Identify the lines that contain the string "Time" and copy all of them.

## begin

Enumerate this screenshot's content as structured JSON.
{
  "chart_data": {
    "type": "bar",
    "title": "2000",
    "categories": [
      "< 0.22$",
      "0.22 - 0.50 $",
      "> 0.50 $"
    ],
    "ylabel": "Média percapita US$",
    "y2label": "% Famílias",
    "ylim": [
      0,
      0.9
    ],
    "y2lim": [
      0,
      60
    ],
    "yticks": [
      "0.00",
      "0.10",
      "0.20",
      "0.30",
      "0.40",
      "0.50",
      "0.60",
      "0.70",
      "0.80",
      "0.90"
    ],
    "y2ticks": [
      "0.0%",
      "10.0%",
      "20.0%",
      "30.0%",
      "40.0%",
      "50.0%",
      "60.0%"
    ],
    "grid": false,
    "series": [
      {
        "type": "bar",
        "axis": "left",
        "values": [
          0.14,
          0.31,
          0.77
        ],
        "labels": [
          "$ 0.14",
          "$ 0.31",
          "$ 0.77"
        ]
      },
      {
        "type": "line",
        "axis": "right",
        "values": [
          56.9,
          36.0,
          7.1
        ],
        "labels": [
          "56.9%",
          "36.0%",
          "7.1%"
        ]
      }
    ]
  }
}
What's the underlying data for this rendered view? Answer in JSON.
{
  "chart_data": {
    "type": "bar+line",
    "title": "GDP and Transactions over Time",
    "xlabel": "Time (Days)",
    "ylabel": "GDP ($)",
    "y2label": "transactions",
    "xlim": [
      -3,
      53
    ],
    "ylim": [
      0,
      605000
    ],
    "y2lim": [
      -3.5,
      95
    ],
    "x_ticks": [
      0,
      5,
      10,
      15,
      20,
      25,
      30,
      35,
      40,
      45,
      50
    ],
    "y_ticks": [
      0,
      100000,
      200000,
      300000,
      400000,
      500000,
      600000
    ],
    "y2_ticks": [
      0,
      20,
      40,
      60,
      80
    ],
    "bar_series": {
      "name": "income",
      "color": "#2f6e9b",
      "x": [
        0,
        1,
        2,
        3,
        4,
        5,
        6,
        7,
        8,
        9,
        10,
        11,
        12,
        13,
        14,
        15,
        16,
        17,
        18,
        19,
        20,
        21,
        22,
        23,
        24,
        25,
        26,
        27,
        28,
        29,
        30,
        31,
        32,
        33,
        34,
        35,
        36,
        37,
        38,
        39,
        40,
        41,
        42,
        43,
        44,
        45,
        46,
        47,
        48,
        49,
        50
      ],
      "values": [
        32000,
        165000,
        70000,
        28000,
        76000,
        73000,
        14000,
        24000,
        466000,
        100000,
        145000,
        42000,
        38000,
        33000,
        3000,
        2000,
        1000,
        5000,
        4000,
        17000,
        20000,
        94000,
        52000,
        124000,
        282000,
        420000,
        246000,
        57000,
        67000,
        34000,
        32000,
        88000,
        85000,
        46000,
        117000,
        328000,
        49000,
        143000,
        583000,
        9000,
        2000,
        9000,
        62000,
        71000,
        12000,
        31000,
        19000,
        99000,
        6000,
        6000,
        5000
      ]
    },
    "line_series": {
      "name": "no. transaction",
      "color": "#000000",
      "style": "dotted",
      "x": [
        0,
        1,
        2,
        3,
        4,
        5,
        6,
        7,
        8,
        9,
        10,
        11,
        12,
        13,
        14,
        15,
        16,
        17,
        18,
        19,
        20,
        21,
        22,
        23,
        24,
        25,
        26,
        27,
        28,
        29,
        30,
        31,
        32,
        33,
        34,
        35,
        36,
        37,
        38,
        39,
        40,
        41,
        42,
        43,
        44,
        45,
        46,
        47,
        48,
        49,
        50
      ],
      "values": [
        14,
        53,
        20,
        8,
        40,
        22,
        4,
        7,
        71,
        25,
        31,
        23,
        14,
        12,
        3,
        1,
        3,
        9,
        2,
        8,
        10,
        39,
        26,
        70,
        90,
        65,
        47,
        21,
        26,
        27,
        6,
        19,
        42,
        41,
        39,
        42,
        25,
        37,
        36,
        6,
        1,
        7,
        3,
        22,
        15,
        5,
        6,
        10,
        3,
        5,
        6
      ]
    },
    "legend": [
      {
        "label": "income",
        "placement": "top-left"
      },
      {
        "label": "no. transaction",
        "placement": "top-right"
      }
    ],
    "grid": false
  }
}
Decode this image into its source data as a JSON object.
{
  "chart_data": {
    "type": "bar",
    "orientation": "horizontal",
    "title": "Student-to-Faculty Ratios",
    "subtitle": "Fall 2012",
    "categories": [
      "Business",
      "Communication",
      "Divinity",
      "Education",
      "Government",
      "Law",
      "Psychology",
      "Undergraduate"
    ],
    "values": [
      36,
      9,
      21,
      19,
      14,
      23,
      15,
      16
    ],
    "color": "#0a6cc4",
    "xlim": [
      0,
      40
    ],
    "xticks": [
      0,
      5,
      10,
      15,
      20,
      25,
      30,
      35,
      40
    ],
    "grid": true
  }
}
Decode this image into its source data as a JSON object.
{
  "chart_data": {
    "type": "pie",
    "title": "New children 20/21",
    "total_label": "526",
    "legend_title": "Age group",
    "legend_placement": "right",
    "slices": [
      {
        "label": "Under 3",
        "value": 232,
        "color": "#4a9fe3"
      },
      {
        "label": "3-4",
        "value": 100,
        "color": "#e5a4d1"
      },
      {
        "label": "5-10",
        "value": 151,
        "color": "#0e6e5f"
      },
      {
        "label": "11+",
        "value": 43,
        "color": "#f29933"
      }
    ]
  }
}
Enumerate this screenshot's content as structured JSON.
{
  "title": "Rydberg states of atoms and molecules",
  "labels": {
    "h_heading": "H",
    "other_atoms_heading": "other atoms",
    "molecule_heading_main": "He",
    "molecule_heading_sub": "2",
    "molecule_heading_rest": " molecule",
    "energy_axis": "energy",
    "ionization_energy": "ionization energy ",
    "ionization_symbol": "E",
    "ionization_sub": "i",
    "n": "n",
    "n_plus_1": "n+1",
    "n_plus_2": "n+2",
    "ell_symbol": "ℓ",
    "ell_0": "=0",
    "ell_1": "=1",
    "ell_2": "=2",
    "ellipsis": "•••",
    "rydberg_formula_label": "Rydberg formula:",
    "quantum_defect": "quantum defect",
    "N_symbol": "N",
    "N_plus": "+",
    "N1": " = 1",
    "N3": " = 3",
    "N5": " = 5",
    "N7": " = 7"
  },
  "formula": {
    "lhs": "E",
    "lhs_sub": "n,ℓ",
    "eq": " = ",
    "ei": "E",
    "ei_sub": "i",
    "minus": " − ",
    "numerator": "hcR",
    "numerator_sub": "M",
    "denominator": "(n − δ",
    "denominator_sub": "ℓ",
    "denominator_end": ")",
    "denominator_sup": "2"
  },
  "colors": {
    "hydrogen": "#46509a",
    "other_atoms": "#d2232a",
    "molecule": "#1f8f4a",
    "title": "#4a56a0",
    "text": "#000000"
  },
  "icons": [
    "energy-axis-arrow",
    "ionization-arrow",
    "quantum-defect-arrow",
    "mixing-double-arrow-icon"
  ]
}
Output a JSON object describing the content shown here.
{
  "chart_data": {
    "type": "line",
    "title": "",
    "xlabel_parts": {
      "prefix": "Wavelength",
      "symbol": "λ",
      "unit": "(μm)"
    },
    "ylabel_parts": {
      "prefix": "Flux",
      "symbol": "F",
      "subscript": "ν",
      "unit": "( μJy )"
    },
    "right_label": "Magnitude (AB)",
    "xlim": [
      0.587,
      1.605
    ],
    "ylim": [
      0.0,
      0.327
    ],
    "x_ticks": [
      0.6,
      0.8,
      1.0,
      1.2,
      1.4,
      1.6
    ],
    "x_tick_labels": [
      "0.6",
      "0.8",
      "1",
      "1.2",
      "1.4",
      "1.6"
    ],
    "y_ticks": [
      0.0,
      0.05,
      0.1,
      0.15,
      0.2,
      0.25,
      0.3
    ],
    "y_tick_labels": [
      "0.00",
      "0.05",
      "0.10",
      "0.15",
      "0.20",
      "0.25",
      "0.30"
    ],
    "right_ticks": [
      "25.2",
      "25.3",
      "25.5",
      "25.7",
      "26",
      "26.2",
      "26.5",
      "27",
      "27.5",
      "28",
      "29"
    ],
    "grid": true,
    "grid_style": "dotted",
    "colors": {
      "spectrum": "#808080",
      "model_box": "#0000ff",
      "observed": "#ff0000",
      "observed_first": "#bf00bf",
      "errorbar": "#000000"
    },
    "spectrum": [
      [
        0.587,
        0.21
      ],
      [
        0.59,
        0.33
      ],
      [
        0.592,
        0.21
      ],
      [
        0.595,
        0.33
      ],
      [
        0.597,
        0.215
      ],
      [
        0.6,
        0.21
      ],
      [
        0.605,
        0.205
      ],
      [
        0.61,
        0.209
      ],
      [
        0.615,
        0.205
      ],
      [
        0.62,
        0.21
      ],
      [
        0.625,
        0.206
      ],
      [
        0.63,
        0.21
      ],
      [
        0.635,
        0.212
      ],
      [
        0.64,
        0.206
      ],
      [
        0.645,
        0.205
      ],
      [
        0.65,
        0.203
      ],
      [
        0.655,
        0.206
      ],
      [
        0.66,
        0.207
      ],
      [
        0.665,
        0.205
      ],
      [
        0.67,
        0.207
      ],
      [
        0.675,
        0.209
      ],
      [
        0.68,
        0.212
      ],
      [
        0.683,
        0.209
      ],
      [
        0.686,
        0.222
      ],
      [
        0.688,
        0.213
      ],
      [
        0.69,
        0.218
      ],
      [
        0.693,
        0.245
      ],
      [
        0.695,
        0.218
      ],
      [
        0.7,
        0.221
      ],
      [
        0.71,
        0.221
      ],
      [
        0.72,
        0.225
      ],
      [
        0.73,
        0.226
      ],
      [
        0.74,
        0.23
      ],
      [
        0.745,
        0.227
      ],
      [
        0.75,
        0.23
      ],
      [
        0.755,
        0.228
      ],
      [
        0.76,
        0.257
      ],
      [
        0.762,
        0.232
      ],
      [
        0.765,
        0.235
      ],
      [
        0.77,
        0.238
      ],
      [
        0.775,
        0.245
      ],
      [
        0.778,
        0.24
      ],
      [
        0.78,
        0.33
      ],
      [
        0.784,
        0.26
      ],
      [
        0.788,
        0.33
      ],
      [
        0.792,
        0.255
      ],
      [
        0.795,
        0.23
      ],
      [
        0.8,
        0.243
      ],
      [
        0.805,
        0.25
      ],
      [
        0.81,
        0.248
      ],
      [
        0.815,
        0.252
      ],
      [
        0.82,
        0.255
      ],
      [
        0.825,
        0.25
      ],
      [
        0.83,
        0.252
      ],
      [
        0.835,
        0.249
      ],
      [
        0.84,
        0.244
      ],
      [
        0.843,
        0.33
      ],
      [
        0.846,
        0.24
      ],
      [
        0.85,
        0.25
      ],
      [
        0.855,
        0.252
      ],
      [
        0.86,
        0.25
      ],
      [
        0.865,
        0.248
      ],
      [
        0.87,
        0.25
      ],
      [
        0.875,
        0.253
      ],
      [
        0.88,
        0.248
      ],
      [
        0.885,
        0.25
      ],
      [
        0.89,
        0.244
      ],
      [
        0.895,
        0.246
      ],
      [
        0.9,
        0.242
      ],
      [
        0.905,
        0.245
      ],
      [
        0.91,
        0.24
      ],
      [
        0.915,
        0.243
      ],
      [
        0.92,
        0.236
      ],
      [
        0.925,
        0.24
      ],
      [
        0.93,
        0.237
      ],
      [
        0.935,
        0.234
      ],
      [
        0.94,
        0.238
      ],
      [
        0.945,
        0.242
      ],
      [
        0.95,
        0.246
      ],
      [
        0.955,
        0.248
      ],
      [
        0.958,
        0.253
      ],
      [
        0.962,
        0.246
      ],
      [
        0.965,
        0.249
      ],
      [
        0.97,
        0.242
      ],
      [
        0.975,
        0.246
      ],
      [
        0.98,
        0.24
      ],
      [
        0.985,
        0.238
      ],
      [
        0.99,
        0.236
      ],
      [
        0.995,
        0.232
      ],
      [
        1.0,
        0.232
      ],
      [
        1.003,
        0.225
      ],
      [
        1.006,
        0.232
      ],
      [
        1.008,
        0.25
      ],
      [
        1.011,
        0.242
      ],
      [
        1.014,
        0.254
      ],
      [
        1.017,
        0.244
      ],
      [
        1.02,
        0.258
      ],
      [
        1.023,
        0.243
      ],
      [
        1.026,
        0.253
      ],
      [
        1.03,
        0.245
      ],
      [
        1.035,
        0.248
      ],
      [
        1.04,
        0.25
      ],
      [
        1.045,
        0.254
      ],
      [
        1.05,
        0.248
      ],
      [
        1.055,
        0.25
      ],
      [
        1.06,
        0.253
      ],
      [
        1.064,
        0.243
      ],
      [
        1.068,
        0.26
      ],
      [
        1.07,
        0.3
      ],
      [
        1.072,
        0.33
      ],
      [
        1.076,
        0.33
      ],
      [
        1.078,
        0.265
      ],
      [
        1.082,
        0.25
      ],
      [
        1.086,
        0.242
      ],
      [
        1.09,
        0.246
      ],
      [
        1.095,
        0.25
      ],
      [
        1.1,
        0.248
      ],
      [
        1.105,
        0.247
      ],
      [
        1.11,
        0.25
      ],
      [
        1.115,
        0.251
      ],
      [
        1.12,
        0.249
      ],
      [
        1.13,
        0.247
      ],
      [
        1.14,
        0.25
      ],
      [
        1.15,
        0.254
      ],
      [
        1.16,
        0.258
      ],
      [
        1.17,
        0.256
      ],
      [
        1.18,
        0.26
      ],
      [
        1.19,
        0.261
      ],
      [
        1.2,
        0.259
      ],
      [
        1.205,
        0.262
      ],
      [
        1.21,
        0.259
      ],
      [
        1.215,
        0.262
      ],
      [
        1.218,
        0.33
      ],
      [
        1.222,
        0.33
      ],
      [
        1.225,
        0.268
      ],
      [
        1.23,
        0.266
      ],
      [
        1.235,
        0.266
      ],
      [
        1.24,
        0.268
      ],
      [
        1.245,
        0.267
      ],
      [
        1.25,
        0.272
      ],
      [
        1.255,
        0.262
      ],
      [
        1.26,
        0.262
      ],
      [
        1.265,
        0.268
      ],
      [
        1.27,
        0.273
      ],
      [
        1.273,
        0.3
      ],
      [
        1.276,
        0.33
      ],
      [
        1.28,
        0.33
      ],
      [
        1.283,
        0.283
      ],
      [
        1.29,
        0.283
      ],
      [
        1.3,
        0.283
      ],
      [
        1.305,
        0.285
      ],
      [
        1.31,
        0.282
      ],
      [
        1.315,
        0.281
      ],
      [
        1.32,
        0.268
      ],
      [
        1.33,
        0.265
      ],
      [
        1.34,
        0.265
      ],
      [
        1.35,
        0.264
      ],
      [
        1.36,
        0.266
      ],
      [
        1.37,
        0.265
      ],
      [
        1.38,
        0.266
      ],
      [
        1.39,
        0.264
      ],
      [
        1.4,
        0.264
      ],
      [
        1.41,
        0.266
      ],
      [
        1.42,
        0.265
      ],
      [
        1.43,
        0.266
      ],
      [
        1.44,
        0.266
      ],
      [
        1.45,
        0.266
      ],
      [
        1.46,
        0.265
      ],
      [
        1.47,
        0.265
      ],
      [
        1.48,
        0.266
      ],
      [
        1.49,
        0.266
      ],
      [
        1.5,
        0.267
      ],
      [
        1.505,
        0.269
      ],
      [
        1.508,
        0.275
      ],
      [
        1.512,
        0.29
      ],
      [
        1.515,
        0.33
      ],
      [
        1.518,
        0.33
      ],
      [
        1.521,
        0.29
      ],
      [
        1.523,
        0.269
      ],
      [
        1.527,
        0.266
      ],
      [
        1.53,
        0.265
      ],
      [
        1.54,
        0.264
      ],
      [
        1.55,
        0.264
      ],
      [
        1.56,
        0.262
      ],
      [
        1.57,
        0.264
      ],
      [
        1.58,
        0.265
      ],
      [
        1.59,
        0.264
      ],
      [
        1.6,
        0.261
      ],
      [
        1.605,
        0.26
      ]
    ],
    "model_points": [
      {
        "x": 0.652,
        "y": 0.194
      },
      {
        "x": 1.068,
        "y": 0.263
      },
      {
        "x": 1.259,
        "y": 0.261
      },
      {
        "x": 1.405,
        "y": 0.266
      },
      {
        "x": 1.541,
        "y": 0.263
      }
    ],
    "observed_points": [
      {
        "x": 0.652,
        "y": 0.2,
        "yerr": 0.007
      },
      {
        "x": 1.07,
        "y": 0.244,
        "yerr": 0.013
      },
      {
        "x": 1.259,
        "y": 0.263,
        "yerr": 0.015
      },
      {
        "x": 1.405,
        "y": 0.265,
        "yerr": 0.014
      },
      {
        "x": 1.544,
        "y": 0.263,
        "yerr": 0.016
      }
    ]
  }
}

## end

**TASK RESPONSE**
    "title": "GDP and Transactions over Time",
    "xlabel": "Time (Days)",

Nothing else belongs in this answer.